— ARTICLE —
────────

If the candidate set contains a data points and the users write b labeling functions, then the matrix Γ \(\in \) T^a*b will be generated. Each labeling function may have coverage, overlaps, and conflicts for the same data point. Snorkel automatically solves the above problems internally and finally forms a single label for each data point. The most important component of Snorkel models, integrating multiple labeling functions, is called a generative model. Snorkel implements this component using the method of data programming. For details, please refer to^27,28,29.

LSTM

After the acquired dataset is embedded by the plug-in that comes with TensorFlow³⁴, we use the ON-LSTM machine learning algorithm for relation extraction. ON-LSTM is a variant of LSTM. For a clear description of ON-LSTM, we illustrate its process step by step. In this section, we first understand the working principle of LSTM.

LSTM is a special type of recurrent neural network³⁵ (RNN) that can learn long-term dependencies. LSTM removes or adds information through its memory cell \({c}_{t}\). As shown in Fig. 5, there are three types of gates, namely forget gate \({f}_{t}\), input gate \({i}_{t}\) and output gate \({o}_{t}\), in c_t³⁶. The first step of LSTM is to decide what information we will discard from the cell state, which is done through the forget gate. The input is the hidden state \({h}_{t-1}\) of the previous sequence and this sequence of data \({x}_{t}\). The output \({f}_{t}\) of the forget gate represents the probability of forgetting the hidden cell state of the previous layer, and is expressed as follows.

────────

— RECORDS PROVIDED —

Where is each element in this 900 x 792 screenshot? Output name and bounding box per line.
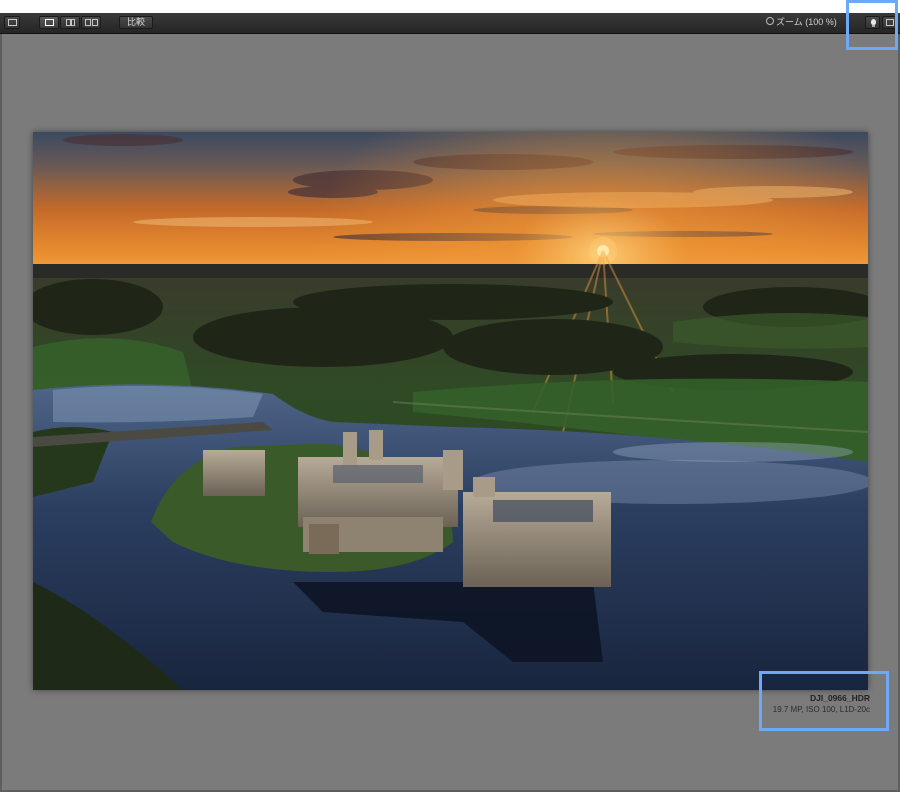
photo-metadata: 19.7 MP, ISO 100, L1D-20c: [772, 705, 870, 714]
split-view-button[interactable]: [60, 16, 80, 29]
photo-filename: DJI_0966_HDR: [809, 693, 870, 703]
lightbulb-base: [872, 25, 875, 27]
single-view-button[interactable]: [39, 16, 59, 29]
single-view-icon: [45, 19, 54, 26]
panel-toggle-button[interactable]: [882, 16, 897, 29]
dual-view-button[interactable]: [81, 16, 101, 29]
zoom-magnifier-icon: [766, 17, 774, 25]
sidebar-toggle-icon: [8, 19, 17, 26]
photo-info: DJI_0966_HDR 19.7 MP, ISO 100, L1D-20c: [764, 693, 870, 715]
split-view-divider: [70, 19, 72, 26]
zoom-control[interactable]: ズーム (100 %): [766, 16, 840, 29]
panel-toggle-icon: [886, 19, 894, 26]
zoom-label: ズーム (100 %): [776, 17, 837, 27]
dual-view-icon-right: [92, 19, 98, 26]
dual-view-icon: [85, 19, 91, 26]
compare-button[interactable]: 比較: [119, 16, 153, 29]
lightbulb-button[interactable]: [865, 16, 880, 29]
sidebar-toggle-button[interactable]: [4, 16, 20, 29]
top-toolbar: 比較 ズーム (100 %): [0, 13, 900, 34]
photo-image: [33, 132, 868, 690]
photo-preview[interactable]: [33, 132, 868, 690]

────────

— PROBLEMS TO SOLVE —
1: From the passage on Snorkel and LSTM, extract the text starting with "If the candidate" and going on through "please refer to^27,28,29.".
2: According to the passage on Snorkel and LSTM, what three types of gates does LSTM have?

— FULL ANSWERS —
1:
If the candidate set contains a data points and the users write b labeling functions, then the matrix Γ \(\in \) T^a*b will be generated. Each labeling function may have coverage, overlaps, and conflicts for the same data point. Snorkel automatically solves the above problems internally and finally forms a single label for each data point. The most important component of Snorkel models, integrating multiple labeling functions, is called a generative model. Snorkel implements this component using the method of data programming. For details, please refer to^27,28,29.

2: A forget gate, an input gate and an output gate.